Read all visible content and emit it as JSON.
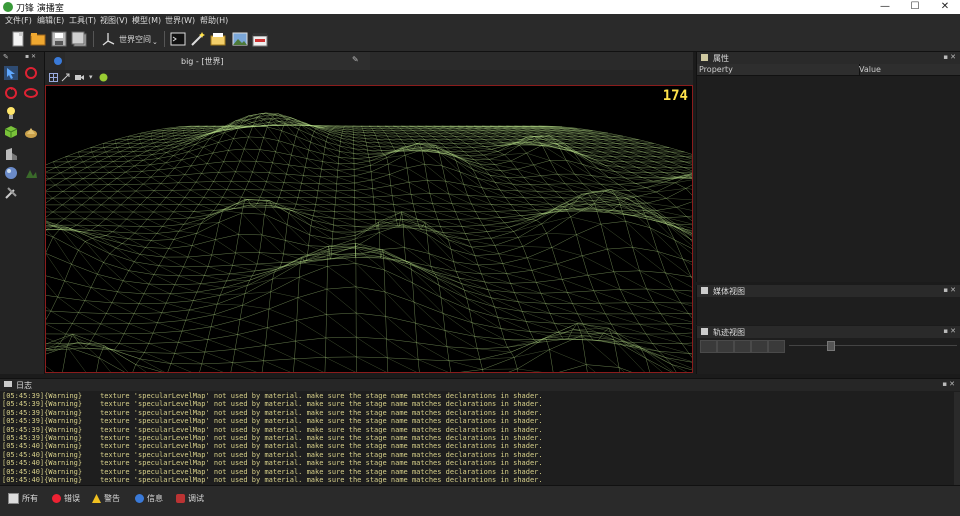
{
  "window": {
    "title": "刀锋 演播室",
    "min": "—",
    "max": "☐",
    "close": "✕"
  },
  "menu": [
    "文件(F)",
    "编辑(E)",
    "工具(T)",
    "视图(V)",
    "模型(M)",
    "世界(W)",
    "帮助(H)"
  ],
  "toolbar": {
    "coord_space": "世界空间"
  },
  "viewport": {
    "tab_title": "big - [世界]",
    "fps": "174"
  },
  "properties": {
    "title": "属性",
    "col_property": "Property",
    "col_value": "Value"
  },
  "media": {
    "title": "媒体视图"
  },
  "track": {
    "title": "轨迹视图"
  },
  "log": {
    "title": "日志",
    "lines": [
      {
        "ts": "[05:45:39]",
        "level": "{Warning}",
        "msg": "texture 'specularLevelMap' not used by material. make sure the stage name matches declarations in shader."
      },
      {
        "ts": "[05:45:39]",
        "level": "{Warning}",
        "msg": "texture 'specularLevelMap' not used by material. make sure the stage name matches declarations in shader."
      },
      {
        "ts": "[05:45:39]",
        "level": "{Warning}",
        "msg": "texture 'specularLevelMap' not used by material. make sure the stage name matches declarations in shader."
      },
      {
        "ts": "[05:45:39]",
        "level": "{Warning}",
        "msg": "texture 'specularLevelMap' not used by material. make sure the stage name matches declarations in shader."
      },
      {
        "ts": "[05:45:39]",
        "level": "{Warning}",
        "msg": "texture 'specularLevelMap' not used by material. make sure the stage name matches declarations in shader."
      },
      {
        "ts": "[05:45:39]",
        "level": "{Warning}",
        "msg": "texture 'specularLevelMap' not used by material. make sure the stage name matches declarations in shader."
      },
      {
        "ts": "[05:45:40]",
        "level": "{Warning}",
        "msg": "texture 'specularLevelMap' not used by material. make sure the stage name matches declarations in shader."
      },
      {
        "ts": "[05:45:40]",
        "level": "{Warning}",
        "msg": "texture 'specularLevelMap' not used by material. make sure the stage name matches declarations in shader."
      },
      {
        "ts": "[05:45:40]",
        "level": "{Warning}",
        "msg": "texture 'specularLevelMap' not used by material. make sure the stage name matches declarations in shader."
      },
      {
        "ts": "[05:45:40]",
        "level": "{Warning}",
        "msg": "texture 'specularLevelMap' not used by material. make sure the stage name matches declarations in shader."
      },
      {
        "ts": "[05:45:40]",
        "level": "{Warning}",
        "msg": "texture 'specularLevelMap' not used by material. make sure the stage name matches declarations in shader."
      }
    ]
  },
  "status": {
    "all": "所有",
    "error": "错误",
    "warning": "警告",
    "info": "信息",
    "debug": "调试"
  },
  "colors": {
    "wire": "#b9e28a",
    "fps": "#ffe24a",
    "viewport_border": "#8a1c1c",
    "log_text": "#d7d08a"
  }
}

__________________________________________________

- The request: Copy the records above exactly, omitting every picture.

- Reply:
Read all visible content and emit it as JSON.
{
  "window": {
    "title": "刀锋 演播室",
    "min": "—",
    "max": "☐",
    "close": "✕"
  },
  "menu": [
    "文件(F)",
    "编辑(E)",
    "工具(T)",
    "视图(V)",
    "模型(M)",
    "世界(W)",
    "帮助(H)"
  ],
  "toolbar": {
    "coord_space": "世界空间"
  },
  "viewport": {
    "tab_title": "big - [世界]",
    "fps": "174"
  },
  "properties": {
    "title": "属性",
    "col_property": "Property",
    "col_value": "Value"
  },
  "media": {
    "title": "媒体视图"
  },
  "track": {
    "title": "轨迹视图"
  },
  "log": {
    "title": "日志",
    "lines": [
      {
        "ts": "[05:45:39]",
        "level": "{Warning}",
        "msg": "texture 'specularLevelMap' not used by material. make sure the stage name matches declarations in shader."
      },
      {
        "ts": "[05:45:39]",
        "level": "{Warning}",
        "msg": "texture 'specularLevelMap' not used by material. make sure the stage name matches declarations in shader."
      },
      {
        "ts": "[05:45:39]",
        "level": "{Warning}",
        "msg": "texture 'specularLevelMap' not used by material. make sure the stage name matches declarations in shader."
      },
      {
        "ts": "[05:45:39]",
        "level": "{Warning}",
        "msg": "texture 'specularLevelMap' not used by material. make sure the stage name matches declarations in shader."
      },
      {
        "ts": "[05:45:39]",
        "level": "{Warning}",
        "msg": "texture 'specularLevelMap' not used by material. make sure the stage name matches declarations in shader."
      },
      {
        "ts": "[05:45:39]",
        "level": "{Warning}",
        "msg": "texture 'specularLevelMap' not used by material. make sure the stage name matches declarations in shader."
      },
      {
        "ts": "[05:45:40]",
        "level": "{Warning}",
        "msg": "texture 'specularLevelMap' not used by material. make sure the stage name matches declarations in shader."
      },
      {
        "ts": "[05:45:40]",
        "level": "{Warning}",
        "msg": "texture 'specularLevelMap' not used by material. make sure the stage name matches declarations in shader."
      },
      {
        "ts": "[05:45:40]",
        "level": "{Warning}",
        "msg": "texture 'specularLevelMap' not used by material. make sure the stage name matches declarations in shader."
      },
      {
        "ts": "[05:45:40]",
        "level": "{Warning}",
        "msg": "texture 'specularLevelMap' not used by material. make sure the stage name matches declarations in shader."
      },
      {
        "ts": "[05:45:40]",
        "level": "{Warning}",
        "msg": "texture 'specularLevelMap' not used by material. make sure the stage name matches declarations in shader."
      }
    ]
  },
  "status": {
    "all": "所有",
    "error": "错误",
    "warning": "警告",
    "info": "信息",
    "debug": "调试"
  },
  "colors": {
    "wire": "#b9e28a",
    "fps": "#ffe24a",
    "viewport_border": "#8a1c1c",
    "log_text": "#d7d08a"
  }
}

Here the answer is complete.